> WHAT IS REQUIRED:
Copy out each line below that has the word "ffffff" in it.

[BEGIN SUPPLIED ENTRIES]

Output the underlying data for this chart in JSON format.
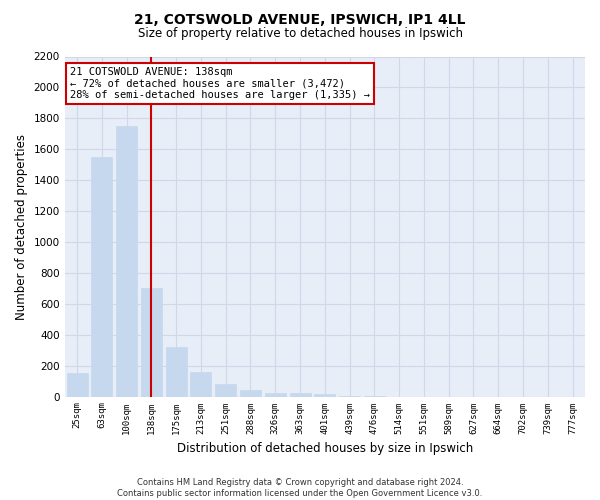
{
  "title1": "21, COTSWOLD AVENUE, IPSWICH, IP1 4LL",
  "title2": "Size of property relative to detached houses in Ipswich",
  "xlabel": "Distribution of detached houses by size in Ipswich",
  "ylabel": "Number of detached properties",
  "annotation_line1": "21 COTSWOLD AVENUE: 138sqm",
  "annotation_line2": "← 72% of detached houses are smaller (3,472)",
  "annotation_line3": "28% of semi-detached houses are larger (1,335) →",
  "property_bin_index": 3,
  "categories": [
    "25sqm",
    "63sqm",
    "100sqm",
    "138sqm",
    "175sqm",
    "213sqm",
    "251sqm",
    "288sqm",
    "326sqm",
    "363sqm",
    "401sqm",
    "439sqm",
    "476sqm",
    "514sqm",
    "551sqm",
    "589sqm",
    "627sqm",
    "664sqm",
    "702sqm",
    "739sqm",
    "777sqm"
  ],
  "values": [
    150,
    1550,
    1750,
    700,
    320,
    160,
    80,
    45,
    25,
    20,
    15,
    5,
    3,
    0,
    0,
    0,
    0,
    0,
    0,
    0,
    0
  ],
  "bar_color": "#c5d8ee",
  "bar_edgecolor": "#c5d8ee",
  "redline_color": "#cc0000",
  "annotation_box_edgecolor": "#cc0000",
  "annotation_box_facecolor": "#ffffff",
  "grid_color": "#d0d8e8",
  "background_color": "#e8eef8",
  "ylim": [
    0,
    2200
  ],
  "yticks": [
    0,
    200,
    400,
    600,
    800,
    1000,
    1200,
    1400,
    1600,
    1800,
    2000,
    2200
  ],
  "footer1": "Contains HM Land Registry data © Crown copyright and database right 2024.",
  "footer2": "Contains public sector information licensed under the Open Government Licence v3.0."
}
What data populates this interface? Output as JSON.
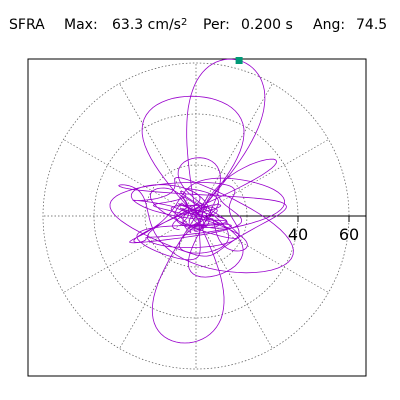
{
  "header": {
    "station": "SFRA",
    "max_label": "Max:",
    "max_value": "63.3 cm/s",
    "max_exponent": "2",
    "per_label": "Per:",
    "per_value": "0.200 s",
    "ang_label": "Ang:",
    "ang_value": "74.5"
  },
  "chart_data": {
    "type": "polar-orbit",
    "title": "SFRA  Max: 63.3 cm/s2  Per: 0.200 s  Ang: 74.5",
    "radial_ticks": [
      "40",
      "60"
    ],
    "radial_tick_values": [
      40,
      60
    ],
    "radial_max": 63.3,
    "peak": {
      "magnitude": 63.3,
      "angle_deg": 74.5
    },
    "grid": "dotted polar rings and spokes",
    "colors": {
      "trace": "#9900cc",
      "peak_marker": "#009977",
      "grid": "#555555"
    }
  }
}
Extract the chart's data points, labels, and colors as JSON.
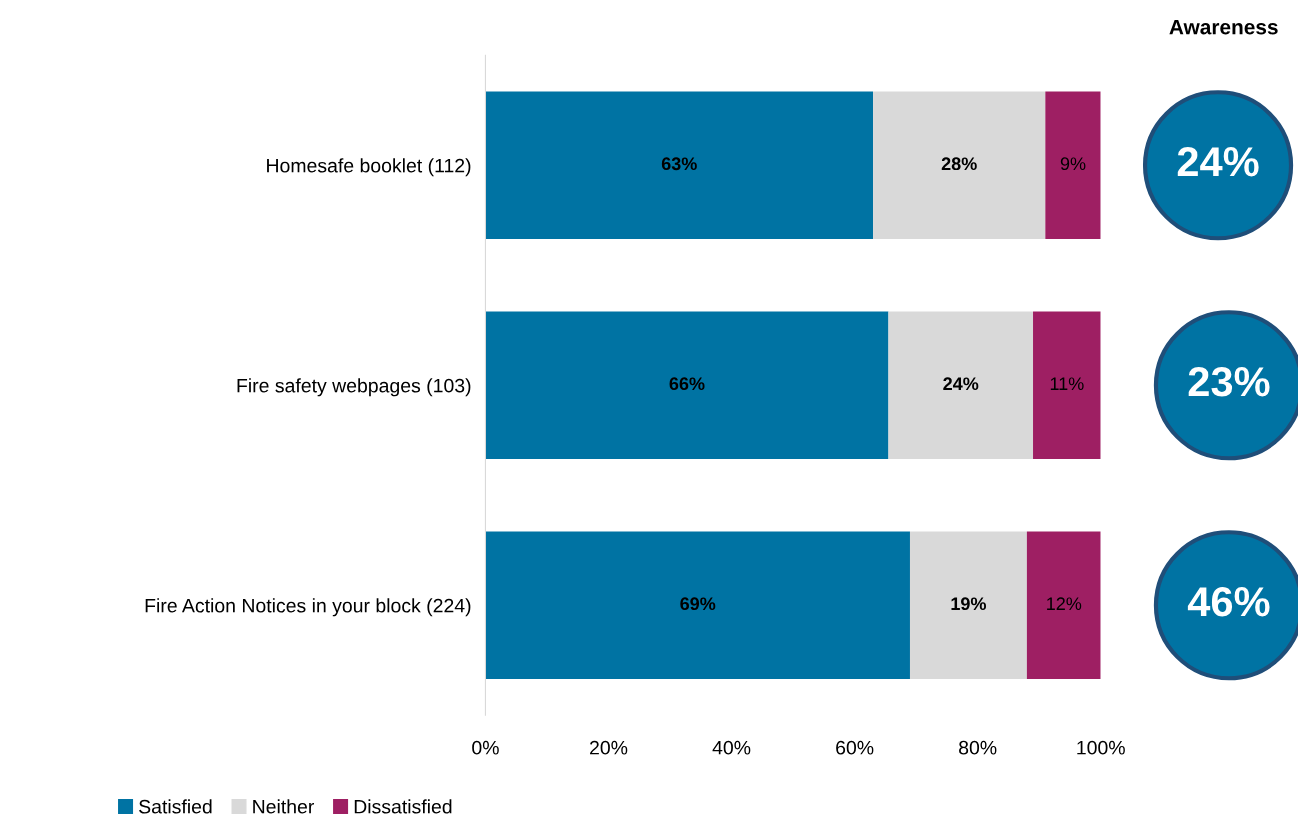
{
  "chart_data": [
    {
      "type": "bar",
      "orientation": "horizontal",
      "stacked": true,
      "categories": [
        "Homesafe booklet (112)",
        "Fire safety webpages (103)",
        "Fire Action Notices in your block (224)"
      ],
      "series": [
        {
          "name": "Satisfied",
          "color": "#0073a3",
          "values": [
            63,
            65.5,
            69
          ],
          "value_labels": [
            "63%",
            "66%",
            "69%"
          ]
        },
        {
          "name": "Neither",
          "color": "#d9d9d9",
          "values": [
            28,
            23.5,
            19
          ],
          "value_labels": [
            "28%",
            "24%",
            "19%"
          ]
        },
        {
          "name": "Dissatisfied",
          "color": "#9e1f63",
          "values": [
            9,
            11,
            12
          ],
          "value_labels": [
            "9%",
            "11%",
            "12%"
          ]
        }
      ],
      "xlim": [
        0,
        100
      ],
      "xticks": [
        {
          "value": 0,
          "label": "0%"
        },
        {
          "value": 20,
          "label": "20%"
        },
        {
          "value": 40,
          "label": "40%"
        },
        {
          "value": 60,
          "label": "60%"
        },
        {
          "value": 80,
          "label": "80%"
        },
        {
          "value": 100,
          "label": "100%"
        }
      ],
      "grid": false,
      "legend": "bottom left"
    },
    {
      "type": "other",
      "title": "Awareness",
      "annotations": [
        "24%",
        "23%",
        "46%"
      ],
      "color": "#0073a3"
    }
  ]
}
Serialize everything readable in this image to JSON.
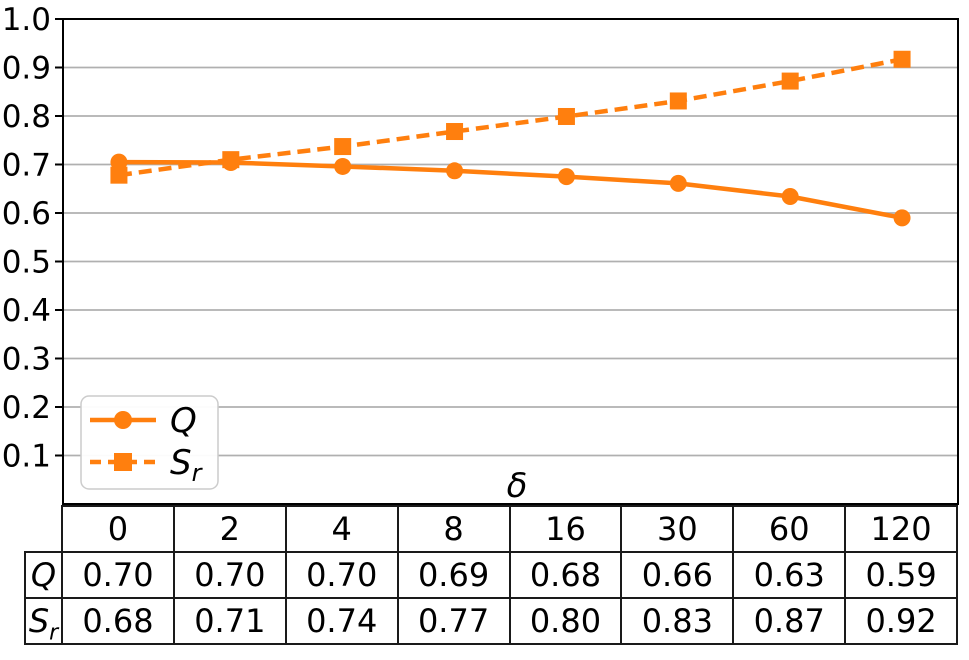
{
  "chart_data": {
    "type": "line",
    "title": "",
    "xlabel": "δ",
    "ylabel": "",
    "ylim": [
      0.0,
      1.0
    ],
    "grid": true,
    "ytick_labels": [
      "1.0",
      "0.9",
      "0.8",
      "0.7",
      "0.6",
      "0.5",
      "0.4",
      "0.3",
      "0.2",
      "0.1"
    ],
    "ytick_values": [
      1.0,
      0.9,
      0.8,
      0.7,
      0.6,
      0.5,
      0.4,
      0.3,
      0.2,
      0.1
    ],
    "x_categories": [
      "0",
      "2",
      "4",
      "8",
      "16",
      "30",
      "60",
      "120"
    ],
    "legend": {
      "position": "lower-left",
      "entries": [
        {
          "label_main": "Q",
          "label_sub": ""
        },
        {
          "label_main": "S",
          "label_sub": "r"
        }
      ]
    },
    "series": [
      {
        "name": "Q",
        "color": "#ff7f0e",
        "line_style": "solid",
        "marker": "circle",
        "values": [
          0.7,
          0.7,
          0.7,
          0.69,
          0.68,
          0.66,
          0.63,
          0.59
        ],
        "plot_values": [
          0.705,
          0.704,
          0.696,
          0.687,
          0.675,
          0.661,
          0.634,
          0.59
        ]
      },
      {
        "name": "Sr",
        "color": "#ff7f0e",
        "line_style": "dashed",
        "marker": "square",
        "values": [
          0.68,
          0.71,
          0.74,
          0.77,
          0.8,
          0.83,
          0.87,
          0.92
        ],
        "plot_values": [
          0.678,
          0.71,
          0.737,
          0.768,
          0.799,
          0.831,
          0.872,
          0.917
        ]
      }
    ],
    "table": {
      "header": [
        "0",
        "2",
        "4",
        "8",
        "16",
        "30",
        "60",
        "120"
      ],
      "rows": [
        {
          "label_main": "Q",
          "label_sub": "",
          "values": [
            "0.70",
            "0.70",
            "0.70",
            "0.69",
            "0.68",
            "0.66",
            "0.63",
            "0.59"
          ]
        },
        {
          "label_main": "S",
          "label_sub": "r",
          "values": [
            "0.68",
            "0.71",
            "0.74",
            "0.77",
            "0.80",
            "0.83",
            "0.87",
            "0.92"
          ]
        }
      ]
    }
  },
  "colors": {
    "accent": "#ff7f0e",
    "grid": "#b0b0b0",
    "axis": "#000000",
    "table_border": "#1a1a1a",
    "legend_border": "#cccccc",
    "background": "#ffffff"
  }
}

[END SUPPLIED ENTRIES]

> EXERCISE OUTPUT:
  "annotation_box_facecolor": "#ffffff",
    "background": "#ffffff"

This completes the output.